— BEGIN Records supplied —

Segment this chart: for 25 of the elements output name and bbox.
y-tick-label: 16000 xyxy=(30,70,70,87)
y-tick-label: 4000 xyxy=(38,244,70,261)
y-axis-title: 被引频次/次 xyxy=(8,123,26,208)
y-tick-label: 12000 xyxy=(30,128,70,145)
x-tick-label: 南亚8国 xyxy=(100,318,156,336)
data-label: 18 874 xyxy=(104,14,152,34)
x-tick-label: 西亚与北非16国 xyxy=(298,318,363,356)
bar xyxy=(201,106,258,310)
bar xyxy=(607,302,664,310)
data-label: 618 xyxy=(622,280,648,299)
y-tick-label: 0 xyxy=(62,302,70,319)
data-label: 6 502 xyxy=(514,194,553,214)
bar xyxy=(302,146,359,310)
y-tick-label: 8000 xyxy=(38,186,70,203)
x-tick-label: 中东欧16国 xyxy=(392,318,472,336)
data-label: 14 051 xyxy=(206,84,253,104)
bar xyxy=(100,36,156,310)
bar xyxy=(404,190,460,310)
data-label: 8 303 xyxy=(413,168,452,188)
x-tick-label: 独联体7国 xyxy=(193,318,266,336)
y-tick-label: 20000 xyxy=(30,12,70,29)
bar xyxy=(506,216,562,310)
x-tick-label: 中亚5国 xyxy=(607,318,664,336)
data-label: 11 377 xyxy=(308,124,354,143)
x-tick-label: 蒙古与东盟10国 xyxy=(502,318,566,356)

— END Records supplied —

Reproduce every line of the material above verbatim, without altering any character.

### Response to the exercise
Segment this chart: for 25 of the elements output name and bbox.
y-tick-label: 16000 xyxy=(30,70,70,87)
y-tick-label: 4000 xyxy=(38,244,70,261)
y-axis-title: 被引频次/次 xyxy=(8,123,26,208)
y-tick-label: 12000 xyxy=(30,128,70,145)
x-tick-label: 南亚8国 xyxy=(100,318,156,336)
data-label: 18 874 xyxy=(104,14,152,34)
x-tick-label: 西亚与北非16国 xyxy=(298,318,363,356)
bar xyxy=(201,106,258,310)
bar xyxy=(607,302,664,310)
data-label: 618 xyxy=(622,280,648,299)
y-tick-label: 0 xyxy=(62,302,70,319)
data-label: 6 502 xyxy=(514,194,553,214)
bar xyxy=(302,146,359,310)
y-tick-label: 8000 xyxy=(38,186,70,203)
x-tick-label: 中东欧16国 xyxy=(392,318,472,336)
data-label: 14 051 xyxy=(206,84,253,104)
bar xyxy=(100,36,156,310)
bar xyxy=(404,190,460,310)
data-label: 8 303 xyxy=(413,168,452,188)
x-tick-label: 独联体7国 xyxy=(193,318,266,336)
y-tick-label: 20000 xyxy=(30,12,70,29)
bar xyxy=(506,216,562,310)
x-tick-label: 中亚5国 xyxy=(607,318,664,336)
data-label: 11 377 xyxy=(308,124,354,143)
x-tick-label: 蒙古与东盟10国 xyxy=(502,318,566,356)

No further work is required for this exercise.